> _WORK TO COMPLETE_:
Pull out every line in the rows below that contains the word "List", copying each one in full.

> _EXTRACTED ENTRIES_:
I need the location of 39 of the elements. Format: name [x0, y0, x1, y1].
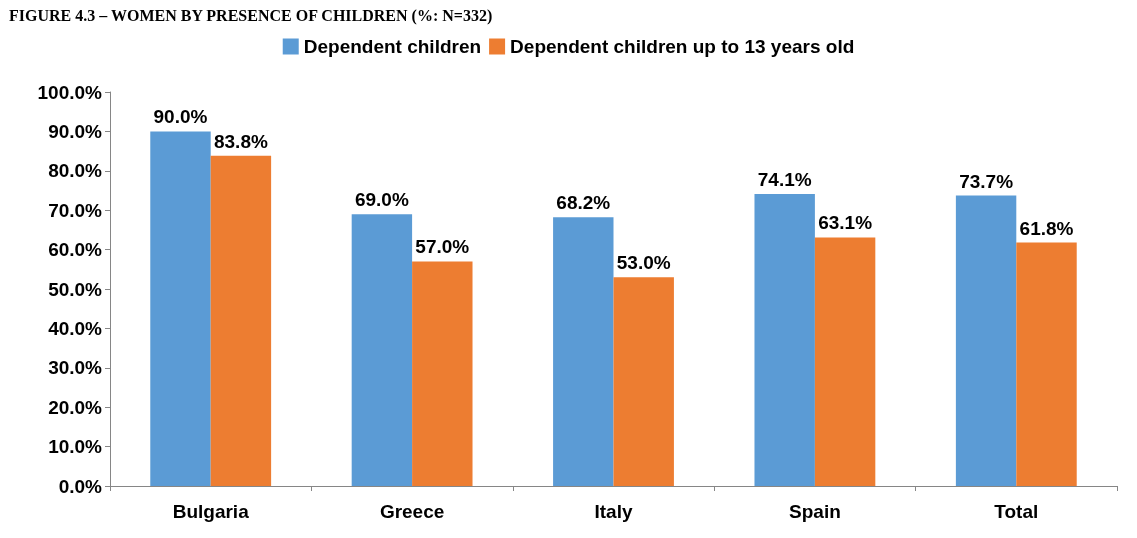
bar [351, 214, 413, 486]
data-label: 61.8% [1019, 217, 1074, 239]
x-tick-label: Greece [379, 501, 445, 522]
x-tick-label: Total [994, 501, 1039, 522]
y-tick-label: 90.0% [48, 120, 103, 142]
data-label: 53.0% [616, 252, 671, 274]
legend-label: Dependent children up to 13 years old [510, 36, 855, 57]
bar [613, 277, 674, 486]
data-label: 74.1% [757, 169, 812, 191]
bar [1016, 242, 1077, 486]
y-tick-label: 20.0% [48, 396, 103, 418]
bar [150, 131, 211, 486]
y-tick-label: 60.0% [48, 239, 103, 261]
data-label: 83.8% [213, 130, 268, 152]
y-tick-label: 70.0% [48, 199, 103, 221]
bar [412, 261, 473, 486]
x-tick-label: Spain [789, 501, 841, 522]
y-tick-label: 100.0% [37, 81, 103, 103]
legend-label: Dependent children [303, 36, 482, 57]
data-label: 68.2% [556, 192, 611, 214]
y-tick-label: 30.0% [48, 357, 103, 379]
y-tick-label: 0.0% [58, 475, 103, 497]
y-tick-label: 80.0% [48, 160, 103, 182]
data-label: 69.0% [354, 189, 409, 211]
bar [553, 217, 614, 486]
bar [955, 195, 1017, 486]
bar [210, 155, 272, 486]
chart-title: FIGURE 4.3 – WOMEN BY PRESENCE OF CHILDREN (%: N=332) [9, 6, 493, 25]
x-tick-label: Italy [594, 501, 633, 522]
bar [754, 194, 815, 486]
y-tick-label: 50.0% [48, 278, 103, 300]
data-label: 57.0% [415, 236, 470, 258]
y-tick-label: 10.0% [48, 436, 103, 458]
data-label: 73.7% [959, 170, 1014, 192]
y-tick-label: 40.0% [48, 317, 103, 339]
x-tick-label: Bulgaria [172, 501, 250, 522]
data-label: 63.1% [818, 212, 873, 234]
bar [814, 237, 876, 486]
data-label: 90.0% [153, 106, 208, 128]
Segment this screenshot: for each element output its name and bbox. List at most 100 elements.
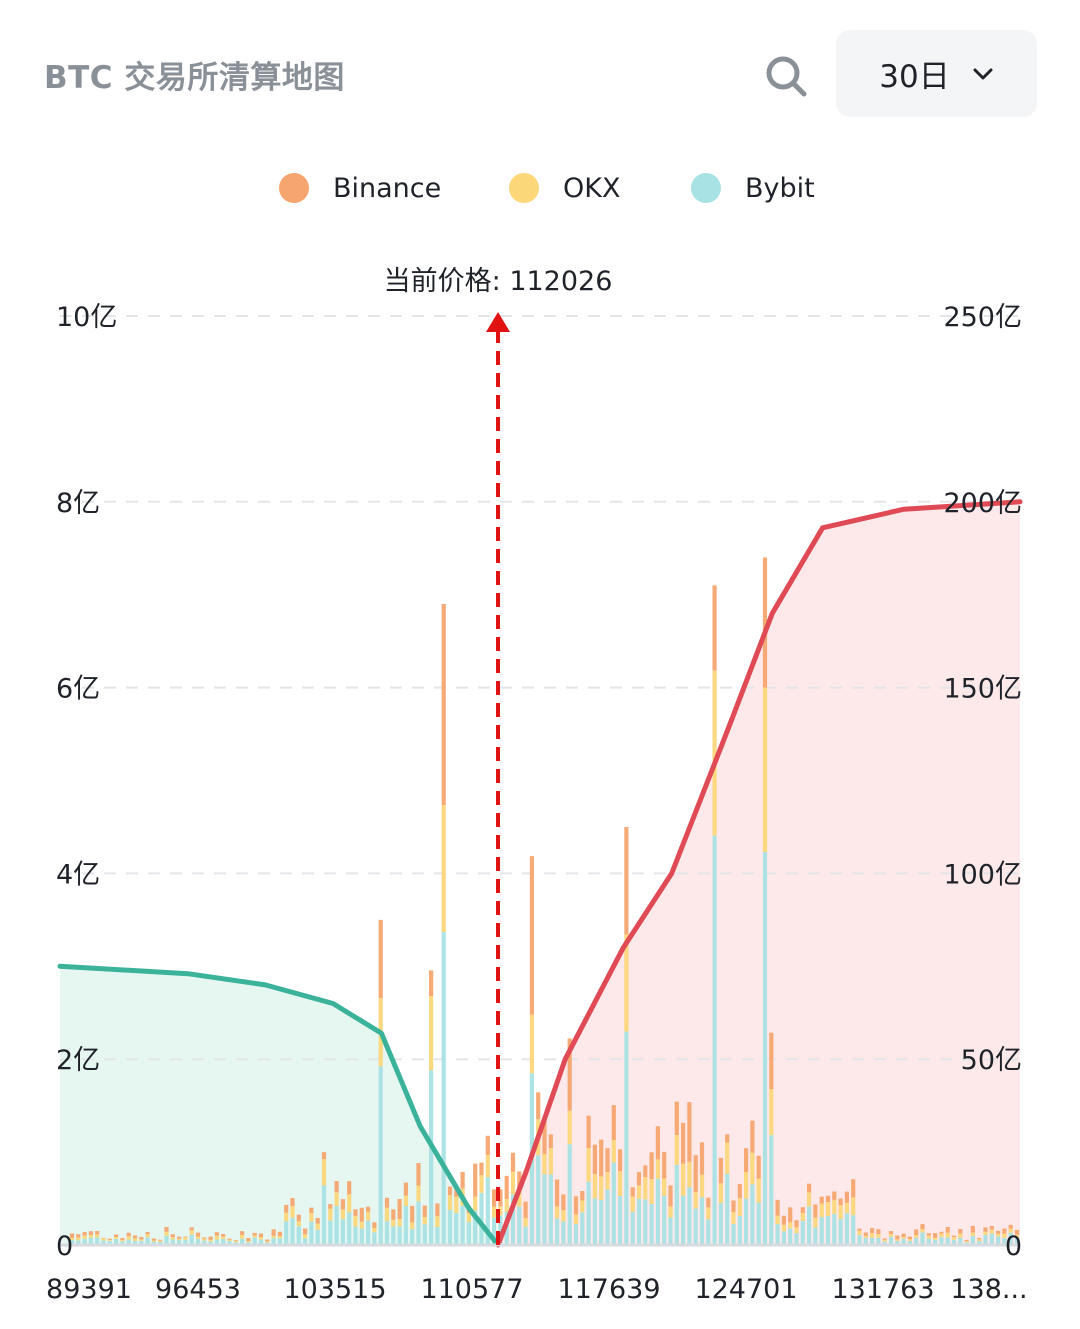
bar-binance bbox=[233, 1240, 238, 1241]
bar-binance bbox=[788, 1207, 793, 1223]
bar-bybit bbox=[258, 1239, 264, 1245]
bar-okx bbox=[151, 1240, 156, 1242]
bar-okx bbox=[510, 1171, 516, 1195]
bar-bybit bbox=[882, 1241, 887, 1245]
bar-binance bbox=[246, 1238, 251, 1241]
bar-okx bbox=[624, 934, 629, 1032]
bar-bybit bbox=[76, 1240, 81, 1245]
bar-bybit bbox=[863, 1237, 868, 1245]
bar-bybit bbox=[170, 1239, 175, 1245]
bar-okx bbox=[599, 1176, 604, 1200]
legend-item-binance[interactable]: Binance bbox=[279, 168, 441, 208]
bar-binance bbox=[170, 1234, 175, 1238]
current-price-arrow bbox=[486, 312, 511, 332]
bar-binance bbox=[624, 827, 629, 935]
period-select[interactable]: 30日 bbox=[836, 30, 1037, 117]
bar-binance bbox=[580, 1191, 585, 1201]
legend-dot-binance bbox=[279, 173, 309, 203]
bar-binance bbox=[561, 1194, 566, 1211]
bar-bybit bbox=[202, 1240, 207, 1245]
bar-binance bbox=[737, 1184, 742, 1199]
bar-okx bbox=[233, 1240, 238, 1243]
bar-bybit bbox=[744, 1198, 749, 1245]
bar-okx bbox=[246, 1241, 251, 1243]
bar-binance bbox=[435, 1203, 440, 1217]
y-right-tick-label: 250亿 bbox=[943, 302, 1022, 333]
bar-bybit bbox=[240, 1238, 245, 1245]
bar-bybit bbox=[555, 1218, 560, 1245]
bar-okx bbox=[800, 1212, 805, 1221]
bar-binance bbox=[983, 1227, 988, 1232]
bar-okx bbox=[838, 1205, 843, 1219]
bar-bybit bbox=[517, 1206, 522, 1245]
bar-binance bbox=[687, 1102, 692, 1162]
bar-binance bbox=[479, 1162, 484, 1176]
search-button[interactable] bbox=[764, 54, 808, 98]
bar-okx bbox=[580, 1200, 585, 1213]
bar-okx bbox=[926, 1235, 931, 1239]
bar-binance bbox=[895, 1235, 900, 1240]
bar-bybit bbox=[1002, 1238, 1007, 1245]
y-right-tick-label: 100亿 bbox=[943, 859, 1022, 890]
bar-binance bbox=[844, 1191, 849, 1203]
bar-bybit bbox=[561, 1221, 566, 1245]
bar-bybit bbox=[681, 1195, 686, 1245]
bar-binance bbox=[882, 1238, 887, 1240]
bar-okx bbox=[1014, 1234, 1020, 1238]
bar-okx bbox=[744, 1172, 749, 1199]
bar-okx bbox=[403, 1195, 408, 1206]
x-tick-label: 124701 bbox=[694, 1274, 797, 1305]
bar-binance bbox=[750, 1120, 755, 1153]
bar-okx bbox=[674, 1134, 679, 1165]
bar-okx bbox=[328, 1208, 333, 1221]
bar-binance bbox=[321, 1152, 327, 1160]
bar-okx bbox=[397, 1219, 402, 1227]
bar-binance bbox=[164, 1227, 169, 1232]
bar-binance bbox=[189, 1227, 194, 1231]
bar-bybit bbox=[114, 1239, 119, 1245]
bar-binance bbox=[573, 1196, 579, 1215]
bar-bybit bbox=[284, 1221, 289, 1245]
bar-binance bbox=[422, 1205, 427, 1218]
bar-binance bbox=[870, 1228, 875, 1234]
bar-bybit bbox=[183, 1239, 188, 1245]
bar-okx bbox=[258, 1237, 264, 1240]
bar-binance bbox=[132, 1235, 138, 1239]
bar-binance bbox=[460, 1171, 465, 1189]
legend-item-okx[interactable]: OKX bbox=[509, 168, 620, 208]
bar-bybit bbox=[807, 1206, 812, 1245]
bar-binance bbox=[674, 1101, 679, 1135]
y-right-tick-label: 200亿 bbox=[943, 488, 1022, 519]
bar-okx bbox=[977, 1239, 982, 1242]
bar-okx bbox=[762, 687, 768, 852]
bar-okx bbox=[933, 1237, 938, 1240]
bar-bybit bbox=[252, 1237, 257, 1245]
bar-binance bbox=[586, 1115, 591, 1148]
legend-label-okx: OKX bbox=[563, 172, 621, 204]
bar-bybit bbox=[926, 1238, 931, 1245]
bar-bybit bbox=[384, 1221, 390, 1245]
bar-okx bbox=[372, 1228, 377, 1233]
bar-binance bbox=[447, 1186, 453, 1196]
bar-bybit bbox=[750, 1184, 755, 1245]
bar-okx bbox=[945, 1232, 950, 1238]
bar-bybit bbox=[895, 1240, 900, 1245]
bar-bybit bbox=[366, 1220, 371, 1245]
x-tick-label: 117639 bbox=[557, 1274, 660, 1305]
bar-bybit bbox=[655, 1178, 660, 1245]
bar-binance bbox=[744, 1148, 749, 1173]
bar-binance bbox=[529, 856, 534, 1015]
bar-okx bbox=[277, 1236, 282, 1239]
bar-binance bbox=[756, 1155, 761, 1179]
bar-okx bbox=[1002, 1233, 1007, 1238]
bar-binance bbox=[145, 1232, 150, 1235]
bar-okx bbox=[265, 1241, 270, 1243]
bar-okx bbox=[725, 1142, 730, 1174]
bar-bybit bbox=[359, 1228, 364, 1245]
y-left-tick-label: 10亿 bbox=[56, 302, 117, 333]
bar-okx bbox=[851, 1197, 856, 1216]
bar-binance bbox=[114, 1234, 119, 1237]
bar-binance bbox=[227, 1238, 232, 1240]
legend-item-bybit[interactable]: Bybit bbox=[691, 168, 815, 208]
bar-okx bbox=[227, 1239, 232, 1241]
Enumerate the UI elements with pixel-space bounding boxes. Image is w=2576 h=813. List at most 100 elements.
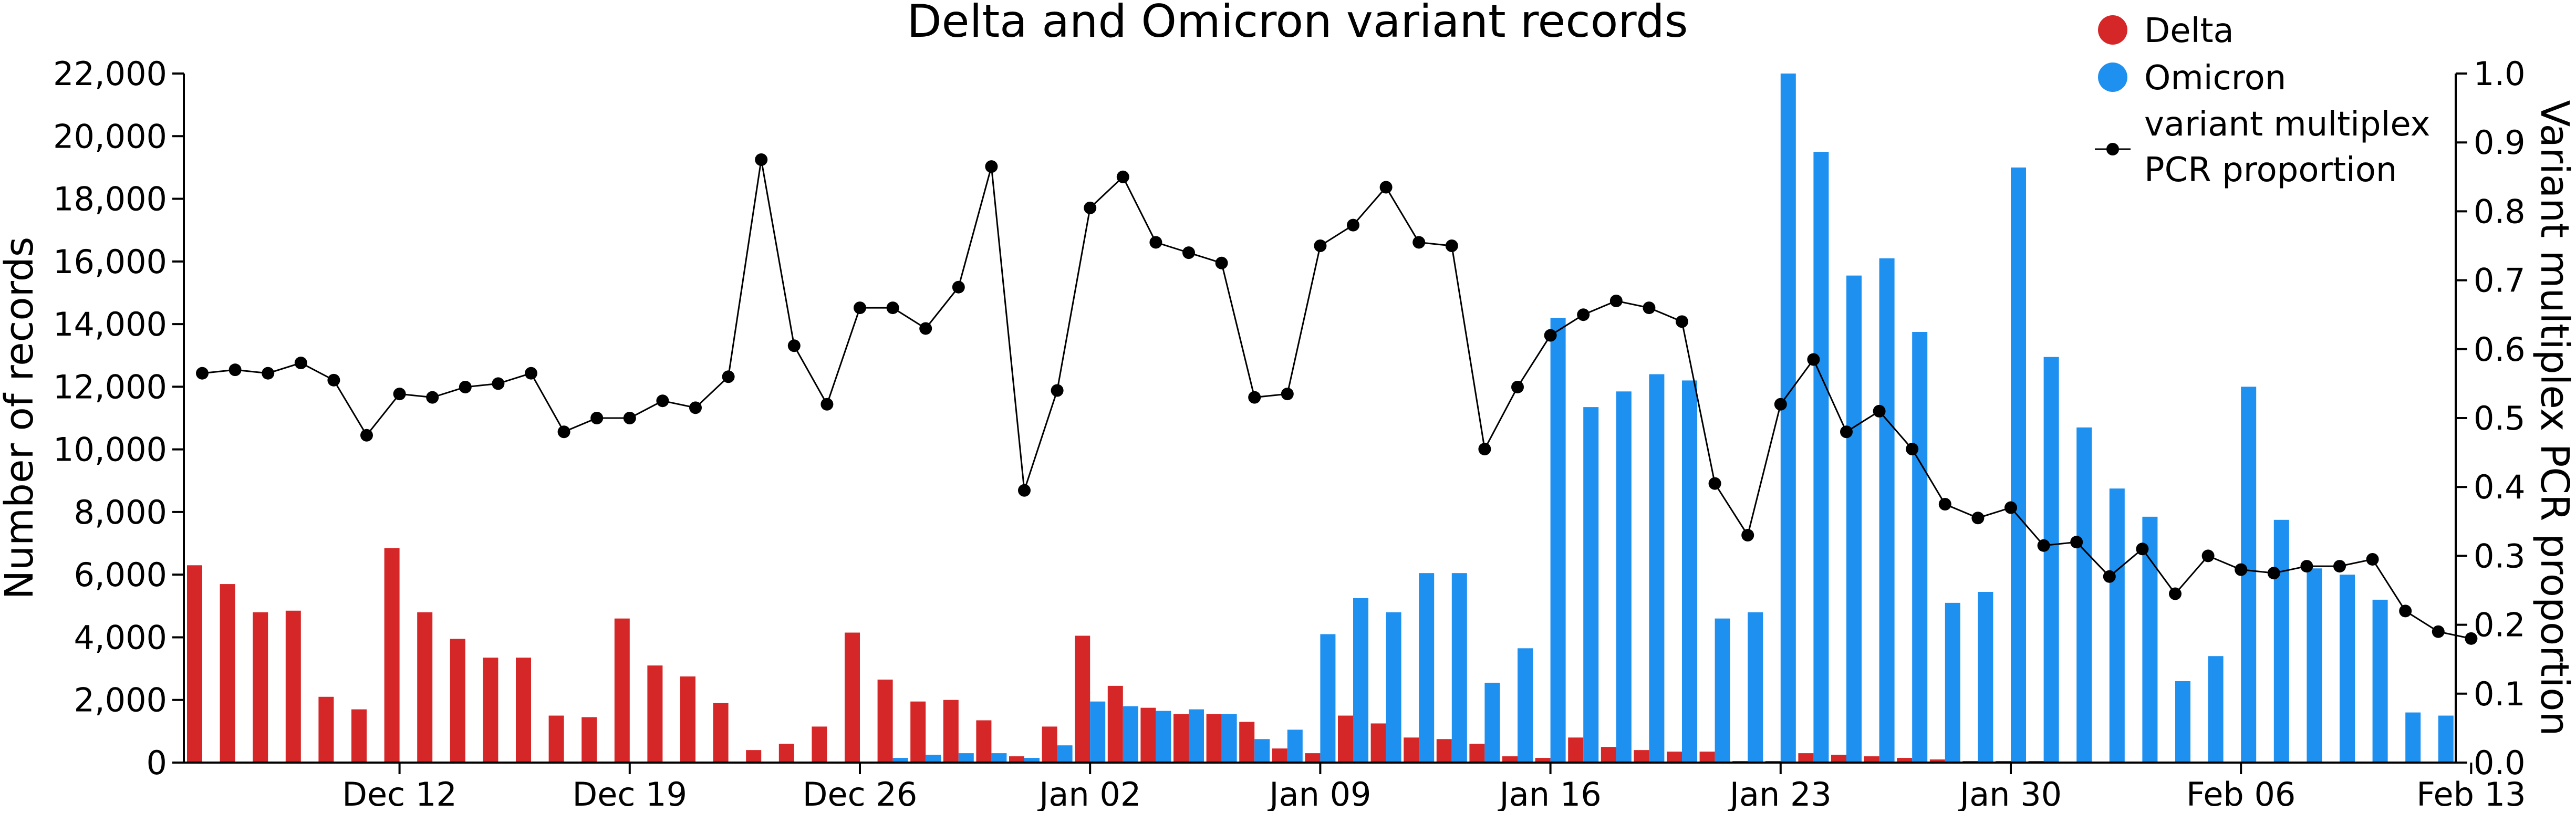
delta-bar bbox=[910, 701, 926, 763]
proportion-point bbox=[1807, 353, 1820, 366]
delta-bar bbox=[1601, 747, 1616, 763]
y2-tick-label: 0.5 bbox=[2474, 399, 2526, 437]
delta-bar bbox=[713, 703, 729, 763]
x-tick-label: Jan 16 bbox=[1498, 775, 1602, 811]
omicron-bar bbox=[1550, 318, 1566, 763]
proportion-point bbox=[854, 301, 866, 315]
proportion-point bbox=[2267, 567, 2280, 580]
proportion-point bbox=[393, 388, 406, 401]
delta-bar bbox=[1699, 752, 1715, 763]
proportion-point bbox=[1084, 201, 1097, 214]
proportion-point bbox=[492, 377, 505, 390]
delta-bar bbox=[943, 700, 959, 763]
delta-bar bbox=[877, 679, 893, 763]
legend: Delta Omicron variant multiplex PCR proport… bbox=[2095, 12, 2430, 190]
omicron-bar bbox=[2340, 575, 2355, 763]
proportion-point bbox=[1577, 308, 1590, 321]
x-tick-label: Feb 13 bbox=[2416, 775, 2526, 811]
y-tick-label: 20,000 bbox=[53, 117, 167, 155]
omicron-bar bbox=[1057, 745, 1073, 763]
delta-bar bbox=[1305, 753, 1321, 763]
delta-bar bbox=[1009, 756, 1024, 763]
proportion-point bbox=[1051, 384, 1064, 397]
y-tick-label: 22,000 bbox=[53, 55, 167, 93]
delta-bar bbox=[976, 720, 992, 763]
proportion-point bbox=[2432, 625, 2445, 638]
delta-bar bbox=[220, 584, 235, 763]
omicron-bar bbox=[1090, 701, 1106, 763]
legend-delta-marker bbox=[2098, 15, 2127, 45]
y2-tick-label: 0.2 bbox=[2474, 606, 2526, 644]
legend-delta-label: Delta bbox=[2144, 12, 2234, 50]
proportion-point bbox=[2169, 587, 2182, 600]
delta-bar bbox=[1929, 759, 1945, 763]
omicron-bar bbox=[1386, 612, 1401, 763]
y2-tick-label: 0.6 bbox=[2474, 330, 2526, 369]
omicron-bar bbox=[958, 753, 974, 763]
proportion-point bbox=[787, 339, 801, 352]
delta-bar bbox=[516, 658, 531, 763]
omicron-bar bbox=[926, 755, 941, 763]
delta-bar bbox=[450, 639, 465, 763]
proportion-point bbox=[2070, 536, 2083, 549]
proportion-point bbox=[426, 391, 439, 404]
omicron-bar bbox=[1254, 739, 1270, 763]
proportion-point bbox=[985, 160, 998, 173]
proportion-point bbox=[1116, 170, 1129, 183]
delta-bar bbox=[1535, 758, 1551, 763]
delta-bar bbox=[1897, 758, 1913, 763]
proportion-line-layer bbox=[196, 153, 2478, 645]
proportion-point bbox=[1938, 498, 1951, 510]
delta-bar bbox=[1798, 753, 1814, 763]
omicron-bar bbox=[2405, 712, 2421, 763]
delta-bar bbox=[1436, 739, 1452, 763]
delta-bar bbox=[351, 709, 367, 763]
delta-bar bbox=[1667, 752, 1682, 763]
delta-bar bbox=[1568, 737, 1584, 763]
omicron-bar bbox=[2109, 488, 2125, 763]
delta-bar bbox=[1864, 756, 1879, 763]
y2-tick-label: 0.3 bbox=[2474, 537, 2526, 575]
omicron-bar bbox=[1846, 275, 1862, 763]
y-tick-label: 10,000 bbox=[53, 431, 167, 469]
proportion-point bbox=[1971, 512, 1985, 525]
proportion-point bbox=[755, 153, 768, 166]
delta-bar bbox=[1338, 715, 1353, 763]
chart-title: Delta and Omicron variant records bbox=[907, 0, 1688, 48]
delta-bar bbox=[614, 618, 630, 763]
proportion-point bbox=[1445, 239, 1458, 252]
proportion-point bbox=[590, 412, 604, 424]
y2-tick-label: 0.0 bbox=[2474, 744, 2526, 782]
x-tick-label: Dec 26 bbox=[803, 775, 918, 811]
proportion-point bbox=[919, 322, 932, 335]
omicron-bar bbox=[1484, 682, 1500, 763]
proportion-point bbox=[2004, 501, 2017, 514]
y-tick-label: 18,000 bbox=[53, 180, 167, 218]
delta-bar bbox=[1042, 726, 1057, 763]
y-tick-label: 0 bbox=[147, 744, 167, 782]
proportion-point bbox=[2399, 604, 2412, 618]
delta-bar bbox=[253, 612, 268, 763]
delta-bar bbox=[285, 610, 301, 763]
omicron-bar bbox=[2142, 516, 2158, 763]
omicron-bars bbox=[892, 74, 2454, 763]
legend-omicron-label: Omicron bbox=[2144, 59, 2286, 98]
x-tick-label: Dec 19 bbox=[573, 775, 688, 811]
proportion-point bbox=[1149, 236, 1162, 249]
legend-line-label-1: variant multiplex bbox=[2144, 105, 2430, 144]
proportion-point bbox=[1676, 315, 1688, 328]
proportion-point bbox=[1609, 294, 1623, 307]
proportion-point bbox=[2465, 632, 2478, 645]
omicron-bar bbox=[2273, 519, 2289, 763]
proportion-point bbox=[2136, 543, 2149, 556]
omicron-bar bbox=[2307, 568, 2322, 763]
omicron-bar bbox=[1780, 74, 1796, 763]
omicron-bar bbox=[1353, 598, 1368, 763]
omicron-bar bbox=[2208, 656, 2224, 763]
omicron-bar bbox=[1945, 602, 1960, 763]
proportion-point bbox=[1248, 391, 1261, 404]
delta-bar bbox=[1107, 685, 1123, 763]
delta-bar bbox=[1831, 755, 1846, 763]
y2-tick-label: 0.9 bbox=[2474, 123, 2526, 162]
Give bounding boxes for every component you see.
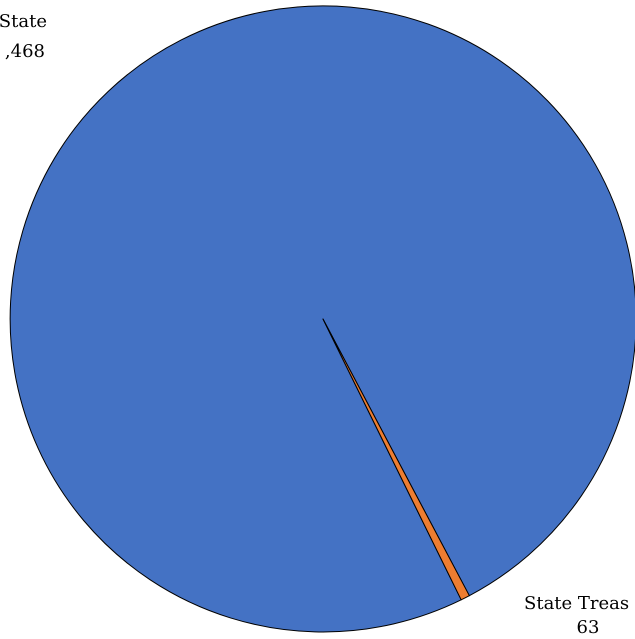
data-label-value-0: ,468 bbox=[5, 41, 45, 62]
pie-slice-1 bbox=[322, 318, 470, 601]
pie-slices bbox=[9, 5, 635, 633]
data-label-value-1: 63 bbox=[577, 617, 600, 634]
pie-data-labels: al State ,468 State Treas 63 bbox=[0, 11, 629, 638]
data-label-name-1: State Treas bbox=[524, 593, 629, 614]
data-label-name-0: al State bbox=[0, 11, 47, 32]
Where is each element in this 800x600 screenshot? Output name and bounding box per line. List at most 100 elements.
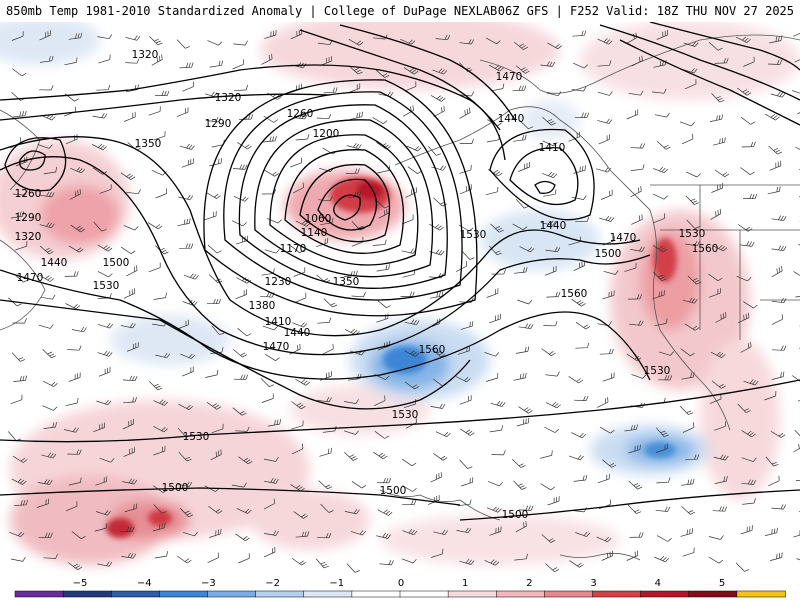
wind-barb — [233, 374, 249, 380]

> _EXERCISE ANSWER_:
Segment this screenshot: for each element output its name and bbox. List at most 100 elements.
Enumerate the UI elements with pixel-space bounding boxes. Image is w=2576 h=813. List at most 100 elements.
Where is each element in this 800x600 screenshot? Output name and bounding box per line. List at most 100 elements.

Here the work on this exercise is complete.